_WRITTEN EXERCISE:_ The records below are made of lines; count those holding the word "SACCH" and give the number only.

_INPUT:_
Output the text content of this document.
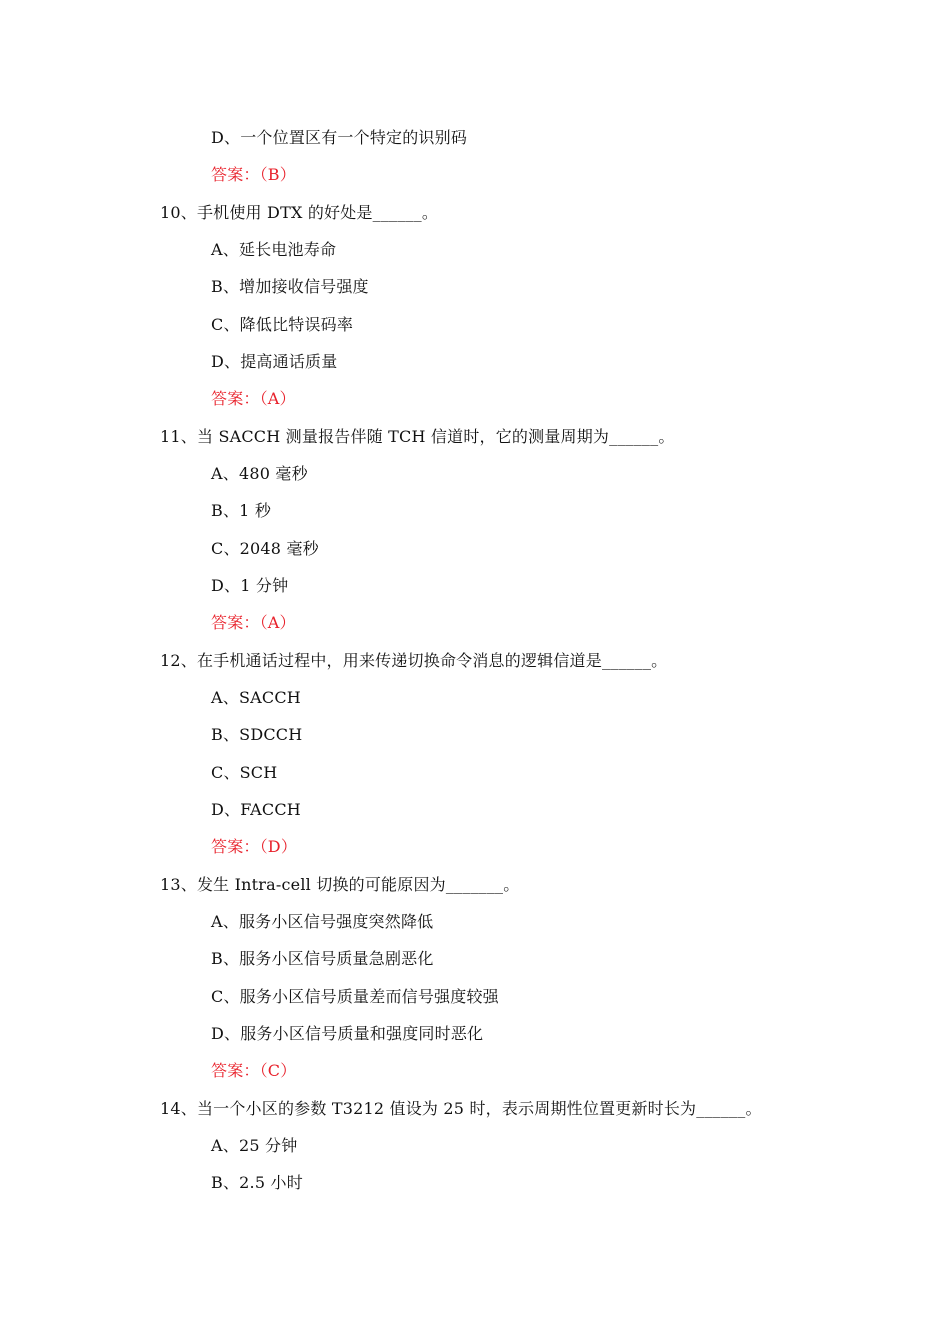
D、一个位置区有一个特定的识别码
答案：（B）
10、手机使用 DTX 的好处是______。
A、延长电池寿命
B、增加接收信号强度
C、降低比特误码率
D、提高通话质量
答案：（A）
11、当 SACCH 测量报告伴随 TCH 信道时，它的测量周期为______。
A、480 毫秒
B、1 秒
C、2048 毫秒
D、1 分钟
答案：（A）
12、在手机通话过程中，用来传递切换命令消息的逻辑信道是______。
A、SACCH
B、SDCCH
C、SCH
D、FACCH
答案：（D）
13、发生 Intra-cell 切换的可能原因为_______。
A、服务小区信号强度突然降低
B、服务小区信号质量急剧恶化
C、服务小区信号质量差而信号强度较强
D、服务小区信号质量和强度同时恶化
答案：（C）
14、当一个小区的参数 T3212 值设为 25 时，表示周期性位置更新时长为______。
A、25 分钟
B、2.5 小时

_WRITTEN REPLY:_ 2